DIRECTIONS
Pull every line containing the word "extraleicht" from the records.

-- BEGIN INFORMATION SHOWN --

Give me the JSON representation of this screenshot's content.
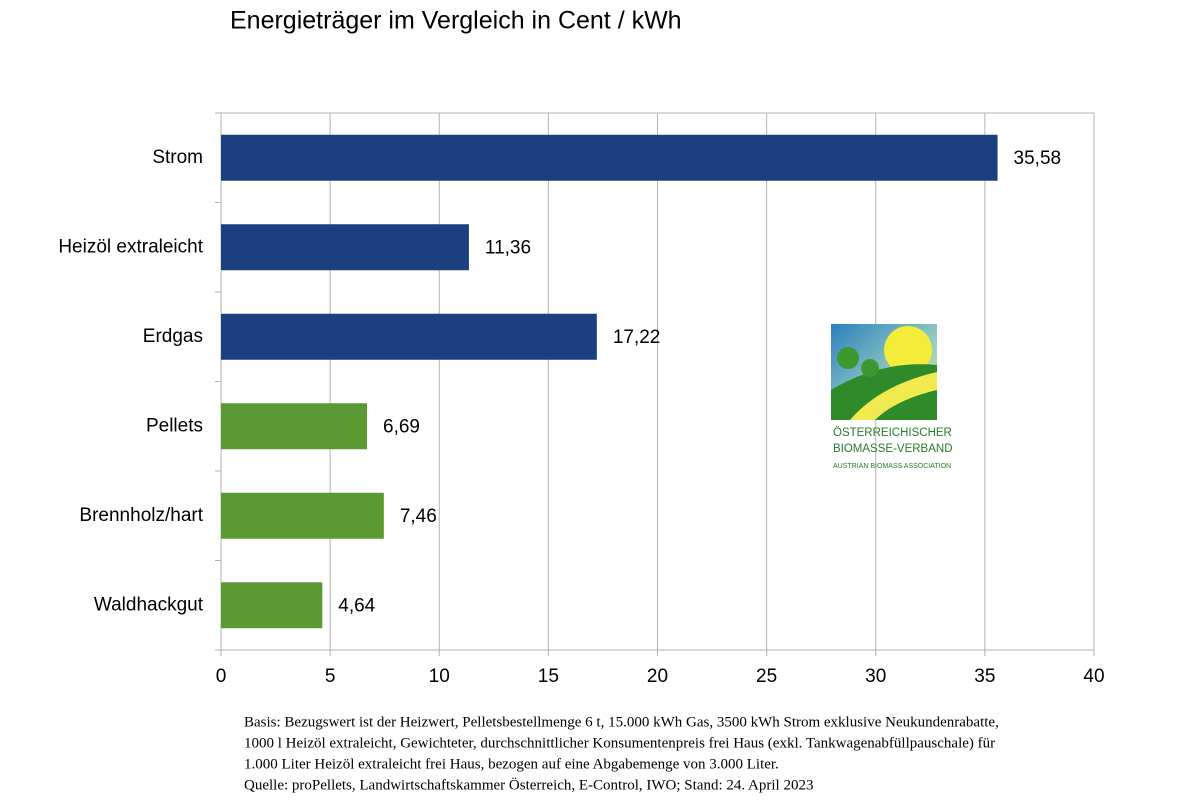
{
  "chart_data": {
    "type": "bar",
    "orientation": "horizontal",
    "title": "Energieträger im Vergleich in Cent / kWh",
    "categories": [
      "Strom",
      "Heizöl extraleicht",
      "Erdgas",
      "Pellets",
      "Brennholz/hart",
      "Waldhackgut"
    ],
    "values": [
      35.58,
      11.36,
      17.22,
      6.69,
      7.46,
      4.64
    ],
    "value_labels": [
      "35,58",
      "11,36",
      "17,22",
      "6,69",
      "7,46",
      "4,64"
    ],
    "colors": [
      "#1b3f7f",
      "#1b3f7f",
      "#1b3f7f",
      "#5b9a32",
      "#5b9a32",
      "#5b9a32"
    ],
    "xlim": [
      0,
      40
    ],
    "xticks": [
      0,
      5,
      10,
      15,
      20,
      25,
      30,
      35,
      40
    ],
    "grid": true,
    "notes": [
      "Basis: Bezugswert ist der Heizwert, Pelletsbestellmenge 6 t, 15.000 kWh Gas, 3500 kWh Strom exklusive Neukundenrabatte,",
      "1000 l Heizöl extraleicht, Gewichteter, durchschnittlicher Konsumentenpreis frei Haus (exkl. Tankwagenabfüllpauschale) für",
      "1.000 Liter Heizöl extraleicht frei Haus, bezogen auf eine Abgabemenge von 3.000 Liter.",
      "Quelle: proPellets, Landwirtschaftskammer Österreich, E-Control, IWO; Stand: 24. April 2023"
    ]
  },
  "logo": {
    "line1": "Österreichischer",
    "line2": "Biomasse-Verband",
    "line3": "Austrian Biomass Association"
  }
}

-- END INFORMATION SHOWN --

THE COMPLETED TASK
      "Heizöl extraleicht",
      "1000 l Heizöl extraleicht, Gewichteter, durchschnittlicher Konsumentenpreis frei Haus (exkl. Tankwagenabfüllpauschale) für",
      "1.000 Liter Heizöl extraleicht frei Haus, bezogen auf eine Abgabemenge von 3.000 Liter.",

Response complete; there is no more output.